• _Task directions_
Find the word "geolocator" in the data. Return every line where it appears.

• _Material_
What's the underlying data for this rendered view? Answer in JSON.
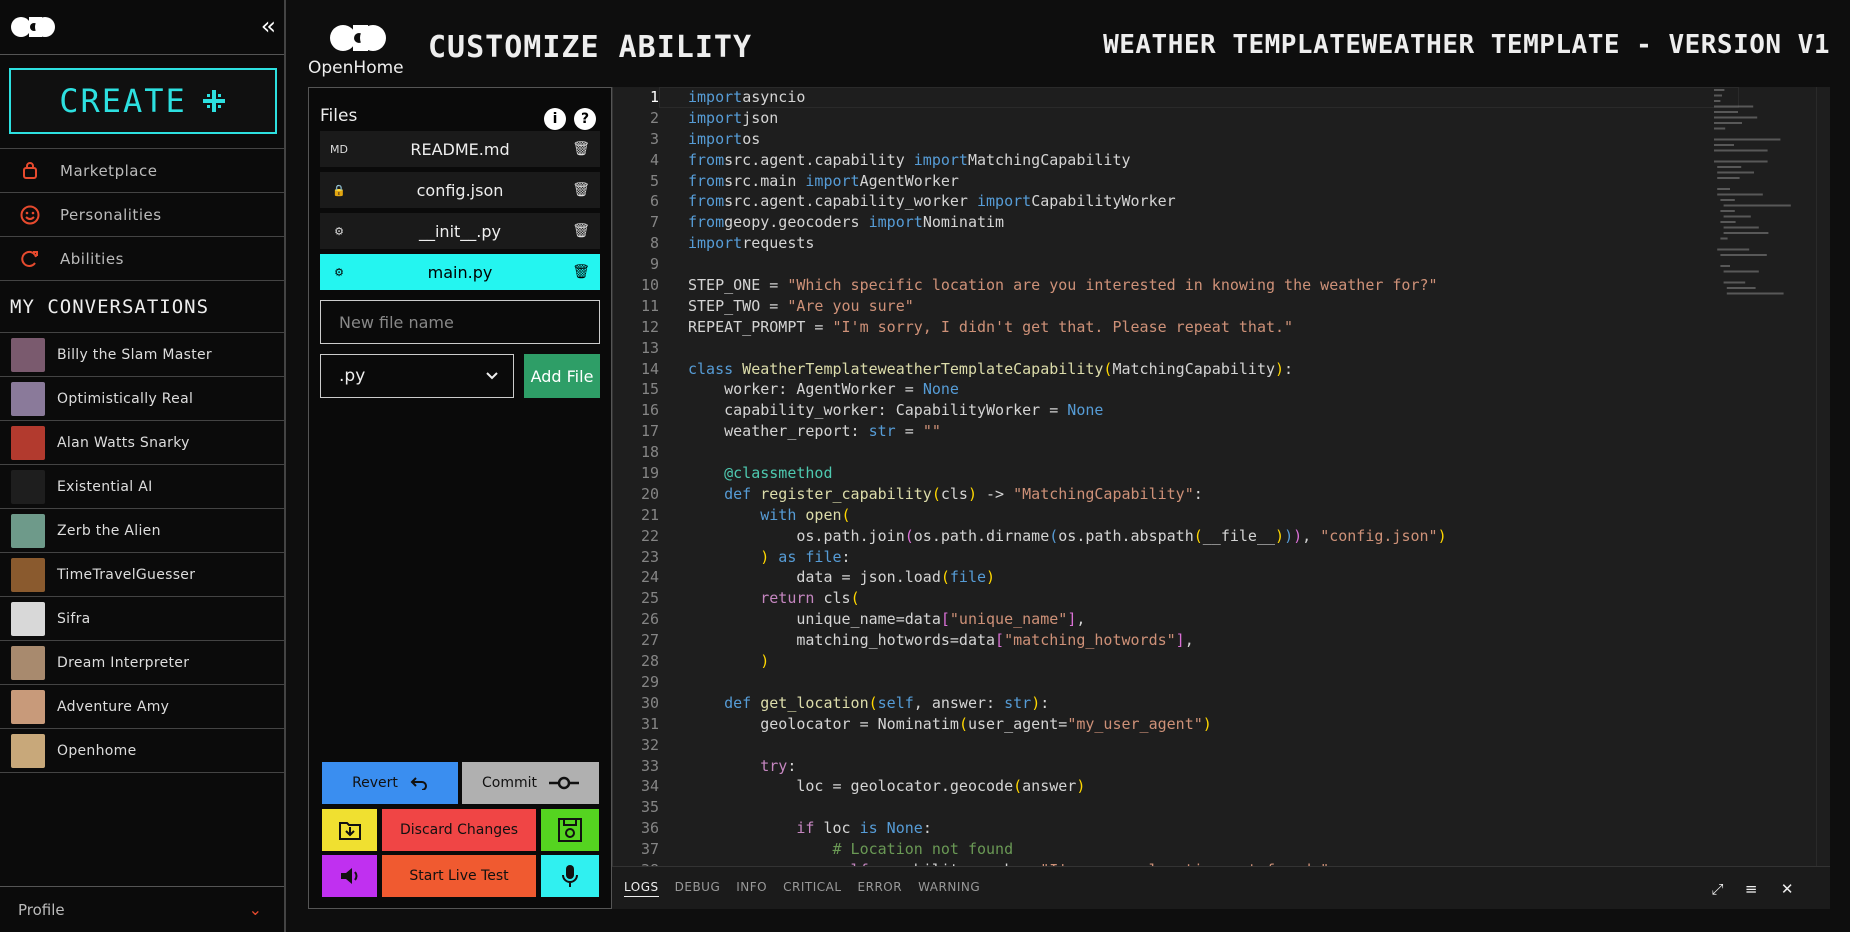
{
  "sidebar": {
    "create_label": "CREATE",
    "nav": [
      {
        "label": "Marketplace",
        "icon": "shopping-bag-icon"
      },
      {
        "label": "Personalities",
        "icon": "smile-icon"
      },
      {
        "label": "Abilities",
        "icon": "refresh-icon"
      }
    ],
    "conversations_title": "MY CONVERSATIONS",
    "conversations": [
      {
        "name": "Billy the Slam Master",
        "color": "#7a5a6e"
      },
      {
        "name": "Optimistically Real",
        "color": "#8a7a9a"
      },
      {
        "name": "Alan Watts Snarky",
        "color": "#b23a2e"
      },
      {
        "name": "Existential AI",
        "color": "#1e1e1e"
      },
      {
        "name": "Zerb the Alien",
        "color": "#6e9a8a"
      },
      {
        "name": "TimeTravelGuesser",
        "color": "#8a5a2e"
      },
      {
        "name": "Sifra",
        "color": "#d8d8d8"
      },
      {
        "name": "Dream Interpreter",
        "color": "#a88a6e"
      },
      {
        "name": "Adventure Amy",
        "color": "#c89a7a"
      },
      {
        "name": "Openhome",
        "color": "#c8a87a"
      }
    ],
    "profile_label": "Profile"
  },
  "header": {
    "brand": "OpenHome",
    "page_title": "CUSTOMIZE ABILITY",
    "ability_title": "WEATHER TEMPLATEWEATHER TEMPLATE - VERSION V1"
  },
  "files": {
    "title": "Files",
    "list": [
      {
        "name": "README.md",
        "icon": "markdown-file-icon",
        "active": false
      },
      {
        "name": "config.json",
        "icon": "lock-file-icon",
        "active": false
      },
      {
        "name": "__init__.py",
        "icon": "python-icon",
        "active": false
      },
      {
        "name": "main.py",
        "icon": "python-icon",
        "active": true
      }
    ],
    "new_file_placeholder": "New file name",
    "extension": ".py",
    "add_file_label": "Add File",
    "revert_label": "Revert",
    "commit_label": "Commit",
    "discard_label": "Discard Changes",
    "live_test_label": "Start Live Test"
  },
  "editor": {
    "current_line": 1,
    "lines": [
      [
        [
          "kw",
          "import"
        ],
        [
          "",
          "asyncio"
        ]
      ],
      [
        [
          "kw",
          "import"
        ],
        [
          "",
          "json"
        ]
      ],
      [
        [
          "kw",
          "import"
        ],
        [
          "",
          "os"
        ]
      ],
      [
        [
          "kw",
          "from"
        ],
        [
          "",
          "src.agent.capability "
        ],
        [
          "kw",
          "import"
        ],
        [
          "",
          "MatchingCapability"
        ]
      ],
      [
        [
          "kw",
          "from"
        ],
        [
          "",
          "src.main "
        ],
        [
          "kw",
          "import"
        ],
        [
          "",
          "AgentWorker"
        ]
      ],
      [
        [
          "kw",
          "from"
        ],
        [
          "",
          "src.agent.capability_worker "
        ],
        [
          "kw",
          "import"
        ],
        [
          "",
          "CapabilityWorker"
        ]
      ],
      [
        [
          "kw",
          "from"
        ],
        [
          "",
          "geopy.geocoders "
        ],
        [
          "kw",
          "import"
        ],
        [
          "",
          "Nominatim"
        ]
      ],
      [
        [
          "kw",
          "import"
        ],
        [
          "",
          "requests"
        ]
      ],
      [],
      [
        [
          "",
          "STEP_ONE = "
        ],
        [
          "st",
          "\"Which specific location are you interested in knowing the weather for?\""
        ]
      ],
      [
        [
          "",
          "STEP_TWO = "
        ],
        [
          "st",
          "\"Are you sure\""
        ]
      ],
      [
        [
          "",
          "REPEAT_PROMPT = "
        ],
        [
          "st",
          "\"I'm sorry, I didn't get that. Please repeat that.\""
        ]
      ],
      [],
      [
        [
          "kw",
          "class"
        ],
        [
          "fn",
          " WeatherTemplateweatherTemplateCapability"
        ],
        [
          "br",
          "("
        ],
        [
          "",
          "MatchingCapability"
        ],
        [
          "br",
          ")"
        ],
        [
          "",
          ":"
        ]
      ],
      [
        [
          "",
          "    worker: AgentWorker = "
        ],
        [
          "kw",
          "None"
        ]
      ],
      [
        [
          "",
          "    capability_worker: CapabilityWorker = "
        ],
        [
          "kw",
          "None"
        ]
      ],
      [
        [
          "",
          "    weather_report: "
        ],
        [
          "kw",
          "str"
        ],
        [
          "",
          " = "
        ],
        [
          "st",
          "\"\""
        ]
      ],
      [],
      [
        [
          "dec",
          "    @classmethod"
        ]
      ],
      [
        [
          "kw",
          "    def"
        ],
        [
          "fn",
          " register_capability"
        ],
        [
          "br",
          "("
        ],
        [
          "",
          "cls"
        ],
        [
          "br",
          ")"
        ],
        [
          "",
          " -> "
        ],
        [
          "st",
          "\"MatchingCapability\""
        ],
        [
          "",
          ":"
        ]
      ],
      [
        [
          "kw",
          "        with"
        ],
        [
          "fn",
          " open"
        ],
        [
          "br",
          "("
        ]
      ],
      [
        [
          "",
          "            os.path.join"
        ],
        [
          "bp",
          "("
        ],
        [
          "",
          "os.path.dirname"
        ],
        [
          "kw",
          "("
        ],
        [
          "",
          "os.path.abspath"
        ],
        [
          "br",
          "("
        ],
        [
          "",
          "__file__"
        ],
        [
          "br",
          ")"
        ],
        [
          "kw",
          ")"
        ],
        [
          "bp",
          ")"
        ],
        [
          "",
          ", "
        ],
        [
          "st",
          "\"config.json\""
        ],
        [
          "br",
          ")"
        ]
      ],
      [
        [
          "br",
          "        )"
        ],
        [
          "kw",
          " as"
        ],
        [
          "kw",
          " file"
        ],
        [
          "",
          ":"
        ]
      ],
      [
        [
          "",
          "            data = json.load"
        ],
        [
          "br",
          "("
        ],
        [
          "kw",
          "file"
        ],
        [
          "br",
          ")"
        ]
      ],
      [
        [
          "kp",
          "        return"
        ],
        [
          "",
          " cls"
        ],
        [
          "br",
          "("
        ]
      ],
      [
        [
          "",
          "            unique_name=data"
        ],
        [
          "bp",
          "["
        ],
        [
          "st",
          "\"unique_name\""
        ],
        [
          "bp",
          "]"
        ],
        [
          "",
          ","
        ]
      ],
      [
        [
          "",
          "            matching_hotwords=data"
        ],
        [
          "bp",
          "["
        ],
        [
          "st",
          "\"matching_hotwords\""
        ],
        [
          "bp",
          "]"
        ],
        [
          "",
          ","
        ]
      ],
      [
        [
          "br",
          "        )"
        ]
      ],
      [],
      [
        [
          "kw",
          "    def"
        ],
        [
          "fn",
          " get_location"
        ],
        [
          "br",
          "("
        ],
        [
          "kw",
          "self"
        ],
        [
          "",
          ", answer: "
        ],
        [
          "kw",
          "str"
        ],
        [
          "br",
          ")"
        ],
        [
          "",
          ":"
        ]
      ],
      [
        [
          "",
          "        geolocator = Nominatim"
        ],
        [
          "br",
          "("
        ],
        [
          "",
          "user_agent="
        ],
        [
          "st",
          "\"my_user_agent\""
        ],
        [
          "br",
          ")"
        ]
      ],
      [],
      [
        [
          "kp",
          "        try"
        ],
        [
          "",
          ":"
        ]
      ],
      [
        [
          "",
          "            loc = geolocator.geocode"
        ],
        [
          "br",
          "("
        ],
        [
          "",
          "answer"
        ],
        [
          "br",
          ")"
        ]
      ],
      [],
      [
        [
          "kp",
          "            if"
        ],
        [
          "",
          " loc "
        ],
        [
          "kw",
          "is"
        ],
        [
          "kw",
          " None"
        ],
        [
          "",
          ":"
        ]
      ],
      [
        [
          "cm",
          "                # Location not found"
        ]
      ],
      [
        [
          "kp",
          "                self"
        ],
        [
          "",
          ".capability_worker."
        ],
        [
          "st",
          "\"I'm sorry, location not found.\""
        ]
      ]
    ]
  },
  "logs": {
    "tabs": [
      "LOGS",
      "DEBUG",
      "INFO",
      "CRITICAL",
      "ERROR",
      "WARNING"
    ],
    "active": "LOGS"
  },
  "colors": {
    "accent_cyan": "#24f5f0",
    "accent_orange": "#e64a2e",
    "add_green": "#2e9e67",
    "revert_blue": "#3a8ef0",
    "commit_gray": "#b0b0b0",
    "folder_yellow": "#f0e030",
    "discard_red": "#f04545",
    "save_green": "#55d420",
    "speaker_purple": "#c030f0",
    "live_orange": "#f05a30",
    "mic_cyan": "#30f0f0"
  }
}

• _Response to the exercise_
          "        geolocator = Nominatim"
          "            loc = geolocator.geocode"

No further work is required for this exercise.